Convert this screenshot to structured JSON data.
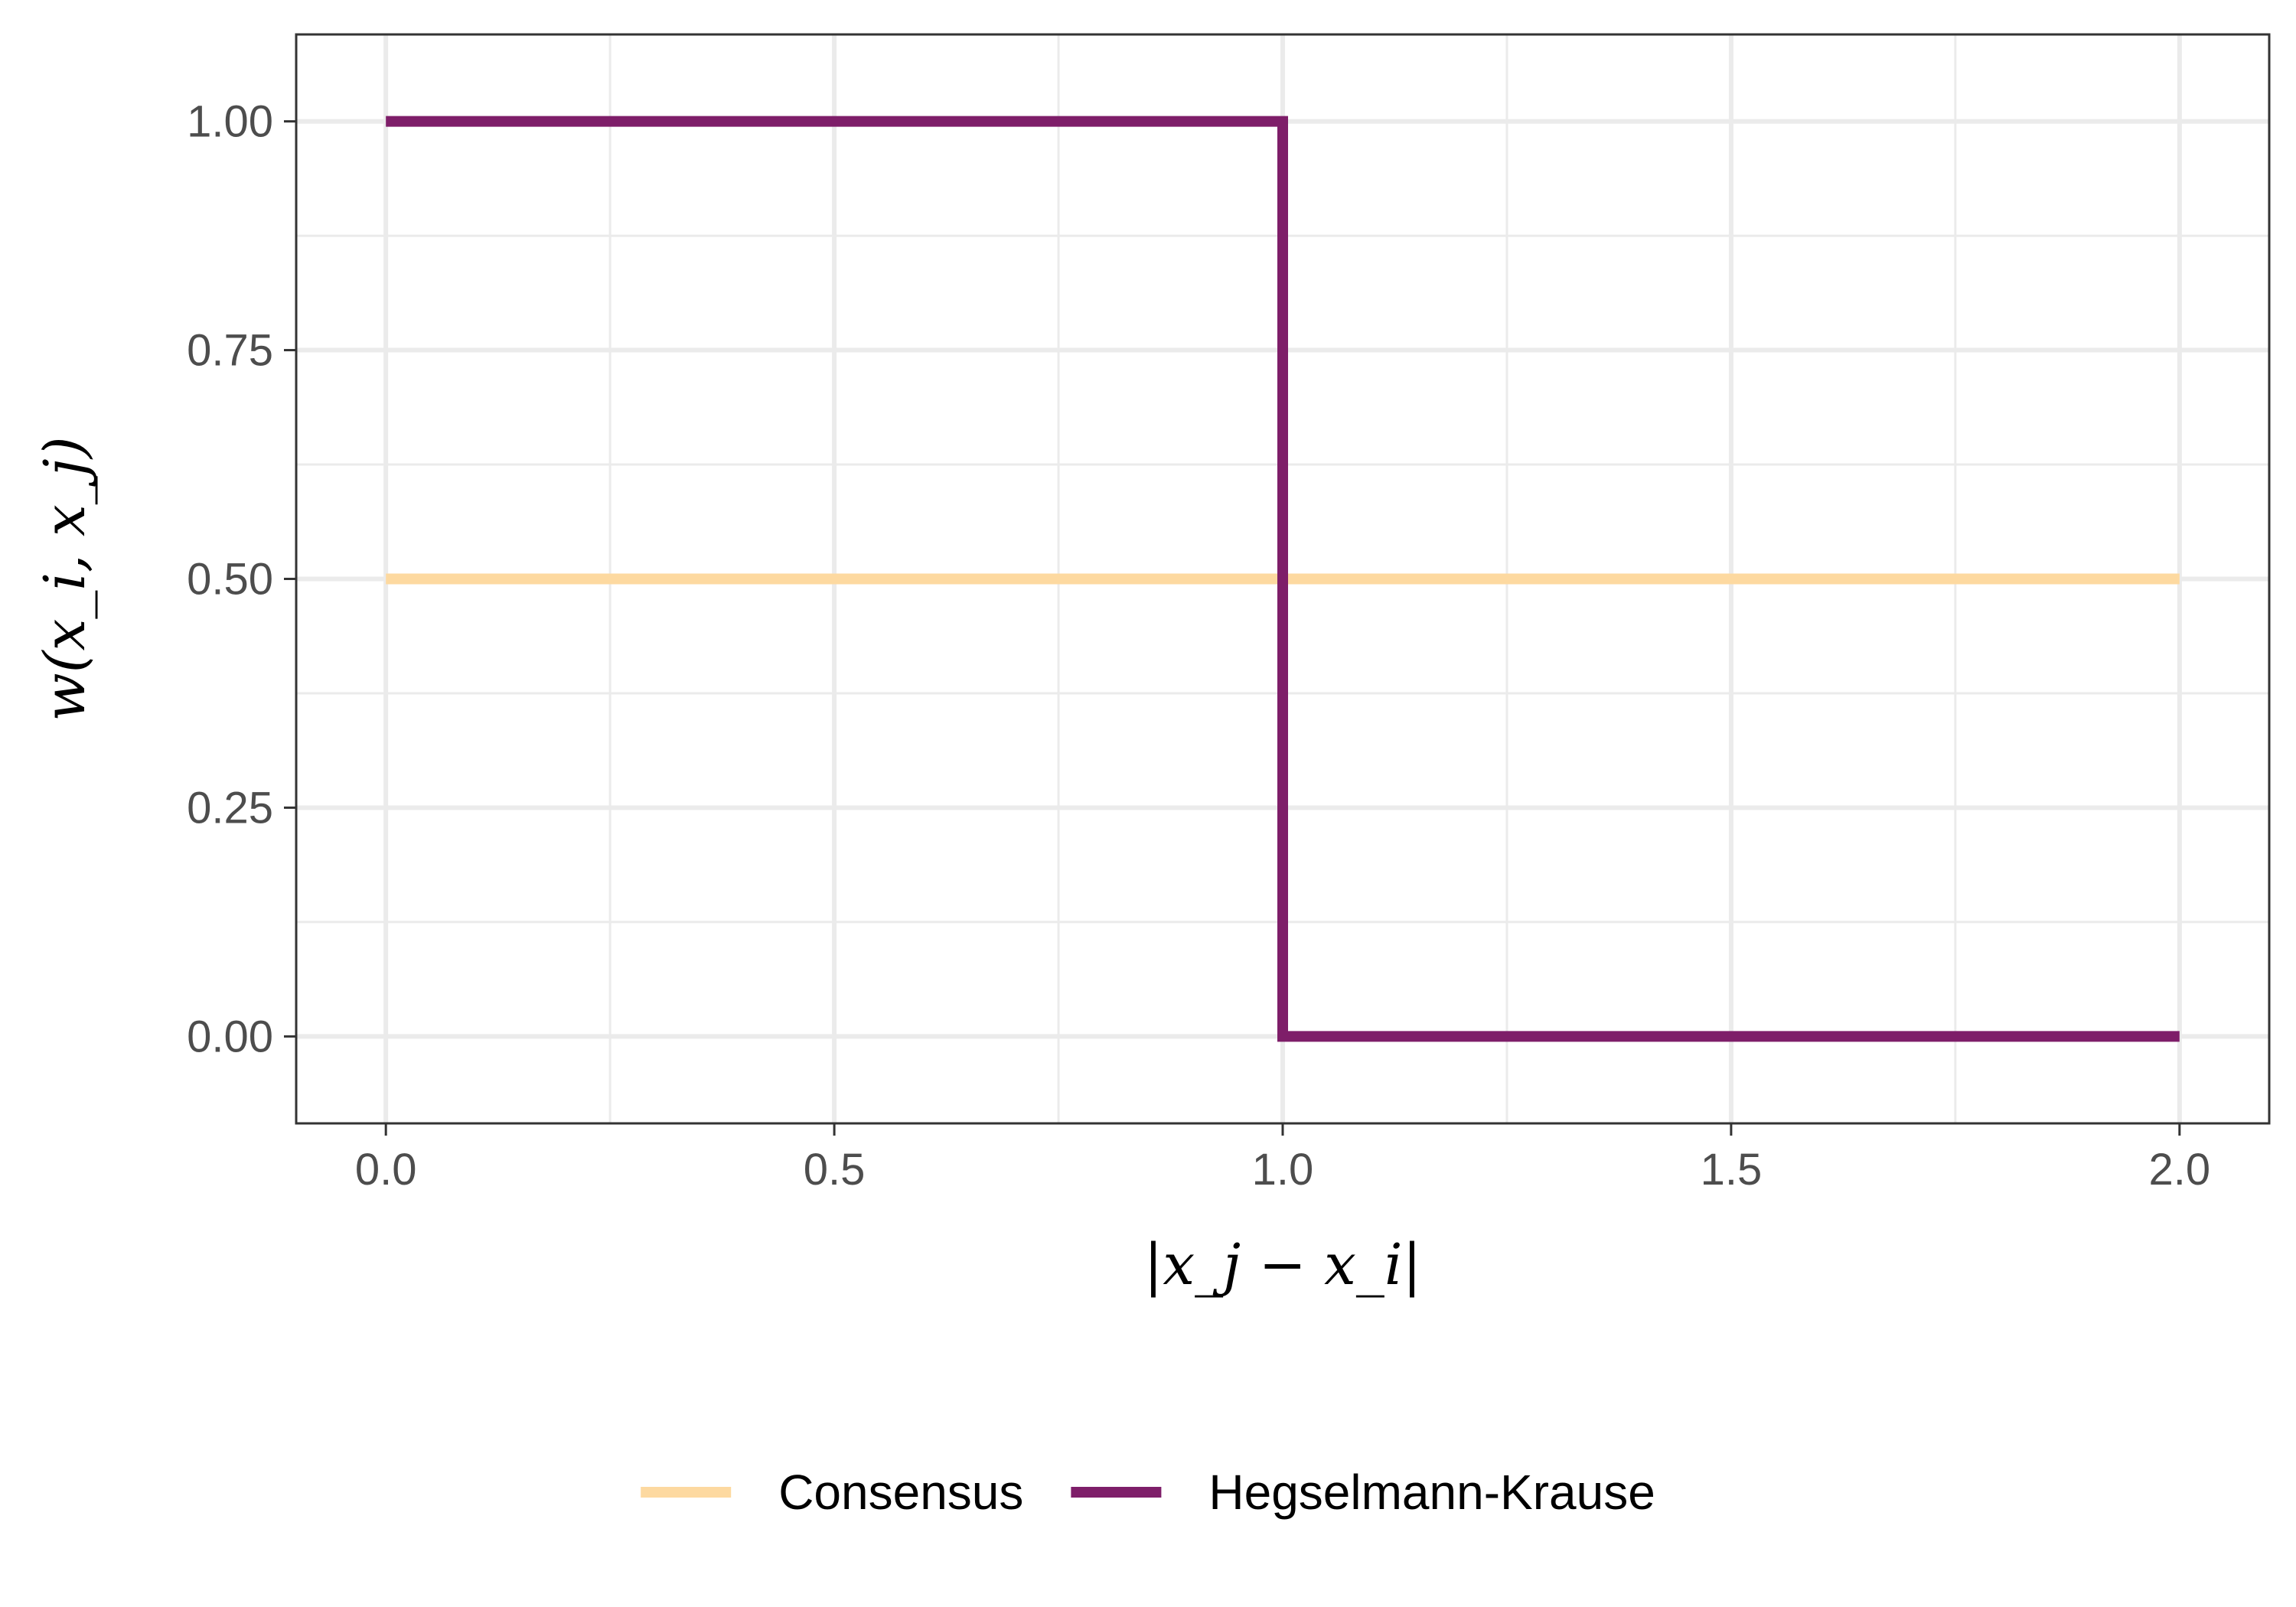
{
  "chart_data": {
    "type": "line",
    "title": "",
    "xlabel": "|x_j − x_i|",
    "ylabel": "w(x_i, x_j)",
    "xlim": [
      -0.1,
      2.1
    ],
    "ylim": [
      -0.095,
      1.095
    ],
    "x_ticks": [
      {
        "value": 0.0,
        "label": "0.0"
      },
      {
        "value": 0.5,
        "label": "0.5"
      },
      {
        "value": 1.0,
        "label": "1.0"
      },
      {
        "value": 1.5,
        "label": "1.5"
      },
      {
        "value": 2.0,
        "label": "2.0"
      }
    ],
    "y_ticks": [
      {
        "value": 0.0,
        "label": "0.00"
      },
      {
        "value": 0.25,
        "label": "0.25"
      },
      {
        "value": 0.5,
        "label": "0.50"
      },
      {
        "value": 0.75,
        "label": "0.75"
      },
      {
        "value": 1.0,
        "label": "1.00"
      }
    ],
    "minor_x": [
      0.25,
      0.75,
      1.25,
      1.75
    ],
    "minor_y": [
      0.125,
      0.375,
      0.625,
      0.875
    ],
    "grid": true,
    "legend_position": "bottom",
    "series": [
      {
        "name": "Consensus",
        "color": "#FDD9A0",
        "points": [
          [
            0.0,
            0.5
          ],
          [
            2.0,
            0.5
          ]
        ]
      },
      {
        "name": "Hegselmann-Krause",
        "color": "#7E1E69",
        "points": [
          [
            0.0,
            1.0
          ],
          [
            1.0,
            1.0
          ],
          [
            1.0,
            0.0
          ],
          [
            2.0,
            0.0
          ]
        ]
      }
    ]
  }
}
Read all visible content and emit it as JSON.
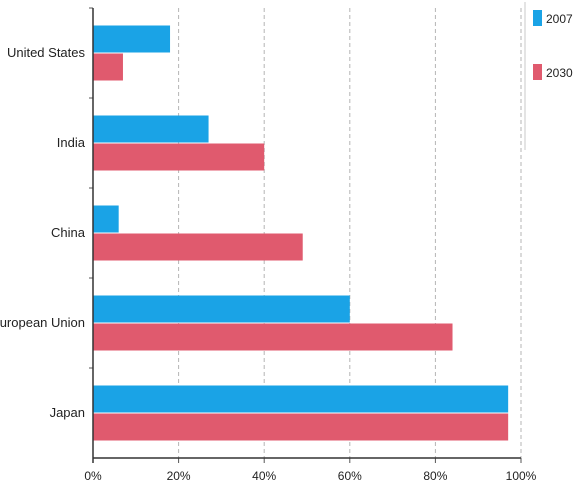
{
  "chart_data": {
    "type": "bar",
    "orientation": "horizontal",
    "categories": [
      "United States",
      "India",
      "China",
      "European Union",
      "Japan"
    ],
    "series": [
      {
        "name": "2007",
        "color": "#1aa3e6",
        "values": [
          18,
          27,
          6,
          60,
          97
        ]
      },
      {
        "name": "2030",
        "color": "#e05a6e",
        "values": [
          7,
          40,
          49,
          84,
          97
        ]
      }
    ],
    "x_ticks": [
      "0%",
      "20%",
      "40%",
      "60%",
      "80%",
      "100%"
    ],
    "xlim": [
      0,
      100
    ],
    "grid": "vertical-dashed",
    "legend_position": "top-right"
  }
}
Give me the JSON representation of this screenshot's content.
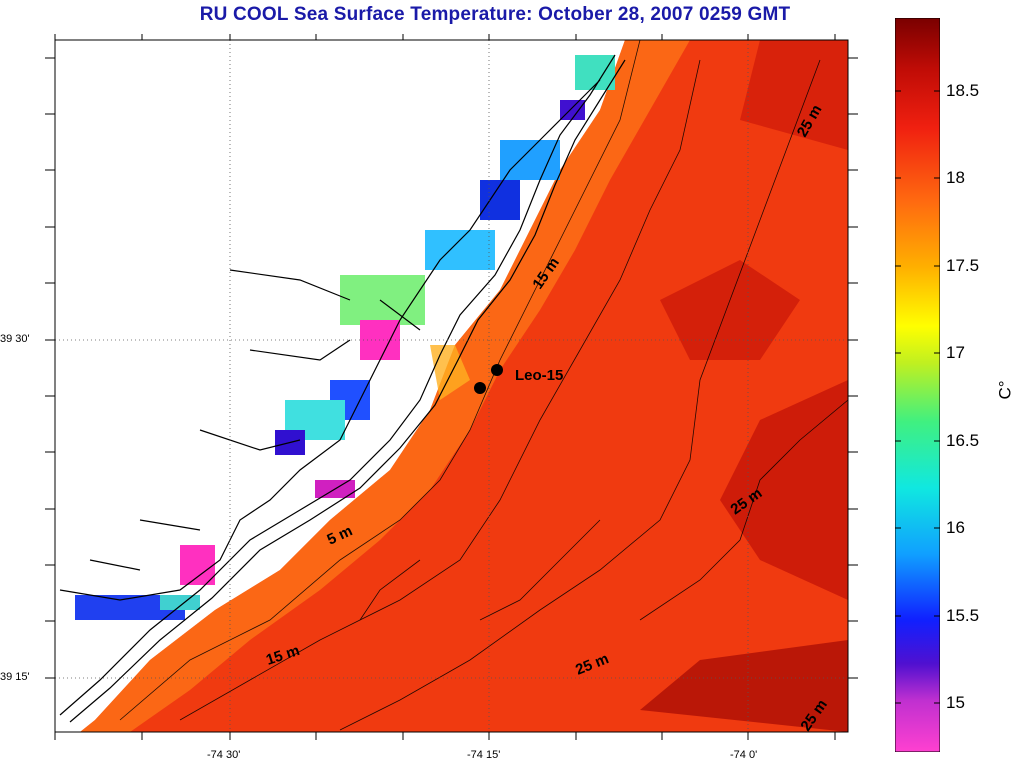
____
> [Your task]
Output the entries above exactly. Drop the pictures.

> [Response below]
Convert this screenshot to structured JSON data.
{
  "chart_data": {
    "type": "line",
    "title": "",
    "xlabel": "|x_j − x_i|",
    "ylabel": "w(x_i, x_j)",
    "xlim": [
      -0.1,
      2.1
    ],
    "ylim": [
      -0.095,
      1.095
    ],
    "x_ticks": [
      {
        "value": 0.0,
        "label": "0.0"
      },
      {
        "value": 0.5,
        "label": "0.5"
      },
      {
        "value": 1.0,
        "label": "1.0"
      },
      {
        "value": 1.5,
        "label": "1.5"
      },
      {
        "value": 2.0,
        "label": "2.0"
      }
    ],
    "y_ticks": [
      {
        "value": 0.0,
        "label": "0.00"
      },
      {
        "value": 0.25,
        "label": "0.25"
      },
      {
        "value": 0.5,
        "label": "0.50"
      },
      {
        "value": 0.75,
        "label": "0.75"
      },
      {
        "value": 1.0,
        "label": "1.00"
      }
    ],
    "minor_x": [
      0.25,
      0.75,
      1.25,
      1.75
    ],
    "minor_y": [
      0.125,
      0.375,
      0.625,
      0.875
    ],
    "grid": true,
    "legend_position": "bottom",
    "series": [
      {
        "name": "Consensus",
        "color": "#FDD9A0",
        "points": [
          [
            0.0,
            0.5
          ],
          [
            2.0,
            0.5
          ]
        ]
      },
      {
        "name": "Hegselmann-Krause",
        "color": "#7E1E69",
        "points": [
          [
            0.0,
            1.0
          ],
          [
            1.0,
            1.0
          ],
          [
            1.0,
            0.0
          ],
          [
            2.0,
            0.0
          ]
        ]
      }
    ]
  }
}
Read all visible content and emit it as JSON.
{
  "chart_data": {
    "type": "bar",
    "orientation": "horizontal",
    "categories": [
      "United States",
      "India",
      "China",
      "European Union",
      "Japan"
    ],
    "series": [
      {
        "name": "2007",
        "color": "#1aa3e6",
        "values": [
          18,
          27,
          6,
          60,
          97
        ]
      },
      {
        "name": "2030",
        "color": "#e05a6e",
        "values": [
          7,
          40,
          49,
          84,
          97
        ]
      }
    ],
    "x_ticks": [
      "0%",
      "20%",
      "40%",
      "60%",
      "80%",
      "100%"
    ],
    "xlim": [
      0,
      100
    ],
    "grid": "vertical-dashed",
    "legend_position": "top-right"
  }
}
Give me the JSON representation of this screenshot's content.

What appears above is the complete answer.